Start of Data shown

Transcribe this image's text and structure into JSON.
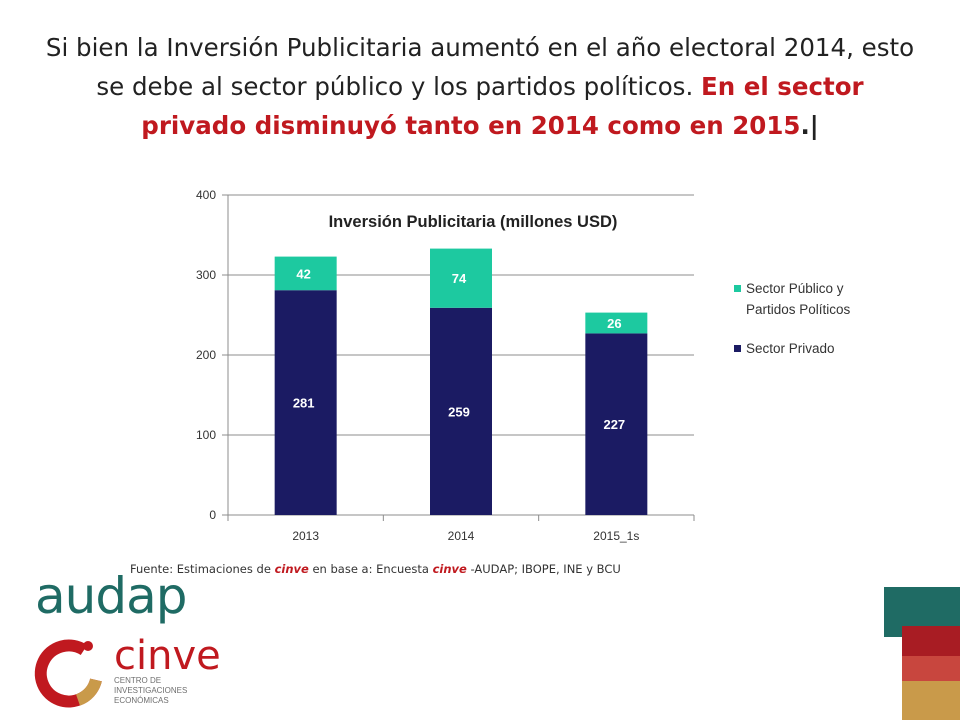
{
  "slide": {
    "title_part1": "Si bien la Inversión Publicitaria aumentó en el año electoral 2014, esto se debe al sector público y los partidos políticos.",
    "title_part2": "En el sector privado disminuyó tanto en 2014 como en 2015",
    "title_part3": ".",
    "title_cursor": "|"
  },
  "source": {
    "prefix": "Fuente: Estimaciones de",
    "brand1": "cinve",
    "middle": "en base a: Encuesta",
    "brand2": "cinve",
    "suffix": "-AUDAP; IBOPE, INE y BCU"
  },
  "logos": {
    "audap": "audap",
    "cinve": "cinve",
    "cinve_sub_line1": "CENTRO DE",
    "cinve_sub_line2": "INVESTIGACIONES",
    "cinve_sub_line3": "ECONÓMICAS"
  },
  "colors": {
    "privado": "#1b1b63",
    "publico": "#1dc9a0",
    "axis": "#8c8c8c",
    "grid": "#8c8c8c",
    "text": "#222222",
    "accent": "#c0191f",
    "brand_green": "#1f6b64"
  },
  "chart_data": {
    "type": "bar",
    "stacked": true,
    "title": "Inversión Publicitaria (millones USD)",
    "categories": [
      "2013",
      "2014",
      "2015_1s"
    ],
    "series": [
      {
        "name": "Sector Privado",
        "values": [
          281,
          259,
          227
        ],
        "color": "#1b1b63",
        "label_color": "#ffffff"
      },
      {
        "name": "Sector Público y Partidos Políticos",
        "values": [
          42,
          74,
          26
        ],
        "color": "#1dc9a0",
        "label_color": "#ffffff"
      }
    ],
    "ylim": [
      0,
      400
    ],
    "yticks": [
      "0",
      "100",
      "200",
      "300",
      "400"
    ],
    "grid": true,
    "legend": "right",
    "legend_entries": [
      {
        "line1": "Sector Público y",
        "line2": "Partidos Políticos",
        "color": "#1dc9a0"
      },
      {
        "line1": "Sector Privado",
        "line2": "",
        "color": "#1b1b63"
      }
    ],
    "xlabel": "",
    "ylabel": ""
  }
}
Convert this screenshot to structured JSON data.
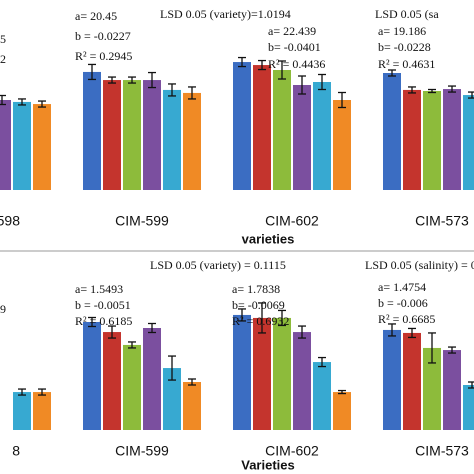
{
  "chart_data": [
    {
      "type": "bar",
      "categories": [
        "598",
        "CIM-599",
        "CIM-602",
        "CIM-573"
      ],
      "x_label": "varieties",
      "ylim": [
        0,
        100
      ],
      "annotations": [
        "5",
        "2",
        "a= 20.45",
        "b = -0.0227",
        "R² = 0.2945",
        "LSD 0.05 (variety)=1.0194",
        "a= 22.439",
        "b= -0.0401",
        "R² = 0.4436",
        "LSD 0.05 (sa",
        "a= 19.186",
        "b= -0.0228",
        "R² = 0.4631"
      ],
      "series": [
        {
          "color": "#3b6dc2",
          "values": [
            null,
            78.7,
            85.3,
            78
          ],
          "errors": [
            null,
            5,
            3,
            2
          ]
        },
        {
          "color": "#c4342d",
          "values": [
            null,
            73.3,
            83.3,
            66.7
          ],
          "errors": [
            null,
            2,
            3,
            2
          ]
        },
        {
          "color": "#8dbb3b",
          "values": [
            null,
            73.3,
            80,
            66
          ],
          "errors": [
            null,
            2,
            6,
            1
          ]
        },
        {
          "color": "#7b4f9f",
          "values": [
            60,
            73.3,
            70,
            67.3
          ],
          "errors": [
            3,
            5,
            6,
            2
          ]
        },
        {
          "color": "#37a9d1",
          "values": [
            58.7,
            66.7,
            72,
            63.3
          ],
          "errors": [
            2,
            4,
            5,
            2
          ]
        },
        {
          "color": "#f08a25",
          "values": [
            57.3,
            64.7,
            60,
            null
          ],
          "errors": [
            2,
            4,
            5,
            null
          ]
        }
      ]
    },
    {
      "type": "bar",
      "categories": [
        "8",
        "CIM-599",
        "CIM-602",
        "CIM-573"
      ],
      "x_label": "Varieties",
      "ylim": [
        0,
        100
      ],
      "annotations": [
        "9",
        "LSD 0.05 (variety) = 0.1115",
        "a= 1.5493",
        "b = -0.0051",
        "R² = 0.6185",
        "a= 1.7838",
        "b= -0.0069",
        "R² = 0.6932",
        "LSD 0.05 (salinity) = 0.",
        "a= 1.4754",
        "b = -0.006",
        "R² = 0.6685"
      ],
      "series": [
        {
          "color": "#3b6dc2",
          "values": [
            null,
            72,
            76.7,
            66.7
          ],
          "errors": [
            null,
            3,
            4,
            4
          ]
        },
        {
          "color": "#c4342d",
          "values": [
            null,
            65.3,
            74.7,
            64.7
          ],
          "errors": [
            null,
            4,
            10,
            3
          ]
        },
        {
          "color": "#8dbb3b",
          "values": [
            null,
            56.7,
            74.7,
            54.7
          ],
          "errors": [
            null,
            2,
            5,
            10
          ]
        },
        {
          "color": "#7b4f9f",
          "values": [
            null,
            68,
            65.3,
            53.3
          ],
          "errors": [
            null,
            3,
            4,
            2
          ]
        },
        {
          "color": "#37a9d1",
          "values": [
            25.3,
            41.3,
            45.3,
            30
          ],
          "errors": [
            2,
            8,
            3,
            2
          ]
        },
        {
          "color": "#f08a25",
          "values": [
            25.3,
            32,
            25.3,
            null
          ],
          "errors": [
            2,
            2,
            1,
            null
          ]
        }
      ]
    }
  ]
}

End of Data shown

What you will do:
Copy the entries exactly. Leave out the images.

Exercise solution:
Transcribe this image's text and structure into JSON.
{
  "slide": {
    "title_part1": "Si bien la Inversión Publicitaria aumentó en el año electoral 2014, esto se debe al sector público y los partidos políticos.",
    "title_part2": "En el sector privado disminuyó tanto en 2014 como en 2015",
    "title_part3": ".",
    "title_cursor": "|"
  },
  "source": {
    "prefix": "Fuente: Estimaciones de",
    "brand1": "cinve",
    "middle": "en base a: Encuesta",
    "brand2": "cinve",
    "suffix": "-AUDAP; IBOPE, INE y BCU"
  },
  "logos": {
    "audap": "audap",
    "cinve": "cinve",
    "cinve_sub_line1": "CENTRO DE",
    "cinve_sub_line2": "INVESTIGACIONES",
    "cinve_sub_line3": "ECONÓMICAS"
  },
  "colors": {
    "privado": "#1b1b63",
    "publico": "#1dc9a0",
    "axis": "#8c8c8c",
    "grid": "#8c8c8c",
    "text": "#222222",
    "accent": "#c0191f",
    "brand_green": "#1f6b64"
  },
  "chart_data": {
    "type": "bar",
    "stacked": true,
    "title": "Inversión Publicitaria (millones USD)",
    "categories": [
      "2013",
      "2014",
      "2015_1s"
    ],
    "series": [
      {
        "name": "Sector Privado",
        "values": [
          281,
          259,
          227
        ],
        "color": "#1b1b63",
        "label_color": "#ffffff"
      },
      {
        "name": "Sector Público y Partidos Políticos",
        "values": [
          42,
          74,
          26
        ],
        "color": "#1dc9a0",
        "label_color": "#ffffff"
      }
    ],
    "ylim": [
      0,
      400
    ],
    "yticks": [
      "0",
      "100",
      "200",
      "300",
      "400"
    ],
    "grid": true,
    "legend": "right",
    "legend_entries": [
      {
        "line1": "Sector Público y",
        "line2": "Partidos Políticos",
        "color": "#1dc9a0"
      },
      {
        "line1": "Sector Privado",
        "line2": "",
        "color": "#1b1b63"
      }
    ],
    "xlabel": "",
    "ylabel": ""
  }
}
Convert this screenshot to structured JSON data.
{
  "chart_data": [
    {
      "type": "bar",
      "categories": [
        "598",
        "CIM-599",
        "CIM-602",
        "CIM-573"
      ],
      "x_label": "varieties",
      "ylim": [
        0,
        100
      ],
      "annotations": [
        "5",
        "2",
        "a= 20.45",
        "b = -0.0227",
        "R² = 0.2945",
        "LSD 0.05 (variety)=1.0194",
        "a= 22.439",
        "b= -0.0401",
        "R² = 0.4436",
        "LSD 0.05 (sa",
        "a= 19.186",
        "b= -0.0228",
        "R² = 0.4631"
      ],
      "series": [
        {
          "color": "#3b6dc2",
          "values": [
            null,
            78.7,
            85.3,
            78
          ],
          "errors": [
            null,
            5,
            3,
            2
          ]
        },
        {
          "color": "#c4342d",
          "values": [
            null,
            73.3,
            83.3,
            66.7
          ],
          "errors": [
            null,
            2,
            3,
            2
          ]
        },
        {
          "color": "#8dbb3b",
          "values": [
            null,
            73.3,
            80,
            66
          ],
          "errors": [
            null,
            2,
            6,
            1
          ]
        },
        {
          "color": "#7b4f9f",
          "values": [
            60,
            73.3,
            70,
            67.3
          ],
          "errors": [
            3,
            5,
            6,
            2
          ]
        },
        {
          "color": "#37a9d1",
          "values": [
            58.7,
            66.7,
            72,
            63.3
          ],
          "errors": [
            2,
            4,
            5,
            2
          ]
        },
        {
          "color": "#f08a25",
          "values": [
            57.3,
            64.7,
            60,
            null
          ],
          "errors": [
            2,
            4,
            5,
            null
          ]
        }
      ]
    },
    {
      "type": "bar",
      "categories": [
        "8",
        "CIM-599",
        "CIM-602",
        "CIM-573"
      ],
      "x_label": "Varieties",
      "ylim": [
        0,
        100
      ],
      "annotations": [
        "9",
        "LSD 0.05 (variety) = 0.1115",
        "a= 1.5493",
        "b = -0.0051",
        "R² = 0.6185",
        "a= 1.7838",
        "b= -0.0069",
        "R² = 0.6932",
        "LSD 0.05 (salinity) = 0.",
        "a= 1.4754",
        "b = -0.006",
        "R² = 0.6685"
      ],
      "series": [
        {
          "color": "#3b6dc2",
          "values": [
            null,
            72,
            76.7,
            66.7
          ],
          "errors": [
            null,
            3,
            4,
            4
          ]
        },
        {
          "color": "#c4342d",
          "values": [
            null,
            65.3,
            74.7,
            64.7
          ],
          "errors": [
            null,
            4,
            10,
            3
          ]
        },
        {
          "color": "#8dbb3b",
          "values": [
            null,
            56.7,
            74.7,
            54.7
          ],
          "errors": [
            null,
            2,
            5,
            10
          ]
        },
        {
          "color": "#7b4f9f",
          "values": [
            null,
            68,
            65.3,
            53.3
          ],
          "errors": [
            null,
            3,
            4,
            2
          ]
        },
        {
          "color": "#37a9d1",
          "values": [
            25.3,
            41.3,
            45.3,
            30
          ],
          "errors": [
            2,
            8,
            3,
            2
          ]
        },
        {
          "color": "#f08a25",
          "values": [
            25.3,
            32,
            25.3,
            null
          ],
          "errors": [
            2,
            2,
            1,
            null
          ]
        }
      ]
    }
  ]
}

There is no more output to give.